Task
Each line below is to be written out in full, exactly as shown.

— BEGIN Supplied records —

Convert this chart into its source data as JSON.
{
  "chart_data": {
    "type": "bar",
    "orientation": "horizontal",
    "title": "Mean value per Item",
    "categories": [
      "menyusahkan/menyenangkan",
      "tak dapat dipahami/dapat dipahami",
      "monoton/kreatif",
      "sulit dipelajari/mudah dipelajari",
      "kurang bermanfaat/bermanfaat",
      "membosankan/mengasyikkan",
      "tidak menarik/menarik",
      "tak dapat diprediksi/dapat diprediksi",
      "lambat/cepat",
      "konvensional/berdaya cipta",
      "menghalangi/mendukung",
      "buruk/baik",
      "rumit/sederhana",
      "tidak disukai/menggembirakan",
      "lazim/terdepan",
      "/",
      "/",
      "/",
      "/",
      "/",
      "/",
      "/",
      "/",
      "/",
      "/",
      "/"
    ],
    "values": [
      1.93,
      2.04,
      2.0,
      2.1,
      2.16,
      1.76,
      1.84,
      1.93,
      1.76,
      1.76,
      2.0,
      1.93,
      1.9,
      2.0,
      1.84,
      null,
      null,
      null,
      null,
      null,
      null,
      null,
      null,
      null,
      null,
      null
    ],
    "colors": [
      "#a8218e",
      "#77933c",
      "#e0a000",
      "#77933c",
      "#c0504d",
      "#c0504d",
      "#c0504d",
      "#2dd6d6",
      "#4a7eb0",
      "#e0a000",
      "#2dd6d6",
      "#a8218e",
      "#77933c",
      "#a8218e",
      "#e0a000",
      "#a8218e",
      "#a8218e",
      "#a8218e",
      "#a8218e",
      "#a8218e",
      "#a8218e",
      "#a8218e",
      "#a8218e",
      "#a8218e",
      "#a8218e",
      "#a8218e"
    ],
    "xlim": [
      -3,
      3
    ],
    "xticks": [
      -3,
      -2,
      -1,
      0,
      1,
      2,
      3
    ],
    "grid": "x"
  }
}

— END Supplied records —

Solution to the exercise
Convert this chart into its source data as JSON.
{
  "chart_data": {
    "type": "bar",
    "orientation": "horizontal",
    "title": "Mean value per Item",
    "categories": [
      "menyusahkan/menyenangkan",
      "tak dapat dipahami/dapat dipahami",
      "monoton/kreatif",
      "sulit dipelajari/mudah dipelajari",
      "kurang bermanfaat/bermanfaat",
      "membosankan/mengasyikkan",
      "tidak menarik/menarik",
      "tak dapat diprediksi/dapat diprediksi",
      "lambat/cepat",
      "konvensional/berdaya cipta",
      "menghalangi/mendukung",
      "buruk/baik",
      "rumit/sederhana",
      "tidak disukai/menggembirakan",
      "lazim/terdepan",
      "/",
      "/",
      "/",
      "/",
      "/",
      "/",
      "/",
      "/",
      "/",
      "/",
      "/"
    ],
    "values": [
      1.93,
      2.04,
      2.0,
      2.1,
      2.16,
      1.76,
      1.84,
      1.93,
      1.76,
      1.76,
      2.0,
      1.93,
      1.9,
      2.0,
      1.84,
      null,
      null,
      null,
      null,
      null,
      null,
      null,
      null,
      null,
      null,
      null
    ],
    "colors": [
      "#a8218e",
      "#77933c",
      "#e0a000",
      "#77933c",
      "#c0504d",
      "#c0504d",
      "#c0504d",
      "#2dd6d6",
      "#4a7eb0",
      "#e0a000",
      "#2dd6d6",
      "#a8218e",
      "#77933c",
      "#a8218e",
      "#e0a000",
      "#a8218e",
      "#a8218e",
      "#a8218e",
      "#a8218e",
      "#a8218e",
      "#a8218e",
      "#a8218e",
      "#a8218e",
      "#a8218e",
      "#a8218e",
      "#a8218e"
    ],
    "xlim": [
      -3,
      3
    ],
    "xticks": [
      -3,
      -2,
      -1,
      0,
      1,
      2,
      3
    ],
    "grid": "x"
  }
}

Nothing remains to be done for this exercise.